▸ **Raw data**
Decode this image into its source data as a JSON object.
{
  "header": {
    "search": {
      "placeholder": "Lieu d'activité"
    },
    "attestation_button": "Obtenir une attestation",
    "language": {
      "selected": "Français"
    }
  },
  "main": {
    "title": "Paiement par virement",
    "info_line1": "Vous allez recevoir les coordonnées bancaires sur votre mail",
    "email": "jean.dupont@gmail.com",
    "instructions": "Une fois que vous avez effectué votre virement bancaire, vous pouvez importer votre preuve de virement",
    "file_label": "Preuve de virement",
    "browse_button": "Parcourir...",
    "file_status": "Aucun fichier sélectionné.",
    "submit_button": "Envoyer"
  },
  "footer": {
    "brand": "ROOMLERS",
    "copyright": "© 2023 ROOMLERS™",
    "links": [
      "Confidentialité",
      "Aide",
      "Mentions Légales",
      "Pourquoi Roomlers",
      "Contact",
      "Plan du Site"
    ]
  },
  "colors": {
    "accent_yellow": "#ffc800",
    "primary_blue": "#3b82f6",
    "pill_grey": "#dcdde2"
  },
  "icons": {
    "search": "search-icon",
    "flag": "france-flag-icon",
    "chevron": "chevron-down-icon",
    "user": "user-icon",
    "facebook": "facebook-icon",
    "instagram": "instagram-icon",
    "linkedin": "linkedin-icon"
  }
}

▸ **The task**
Collect from the data above every line that includes "votre".

▸ **Expected answer**
    "info_line1": "Vous allez recevoir les coordonnées bancaires sur votre mail",
    "instructions": "Une fois que vous avez effectué votre virement bancaire, vous pouvez importer votre preuve de virement",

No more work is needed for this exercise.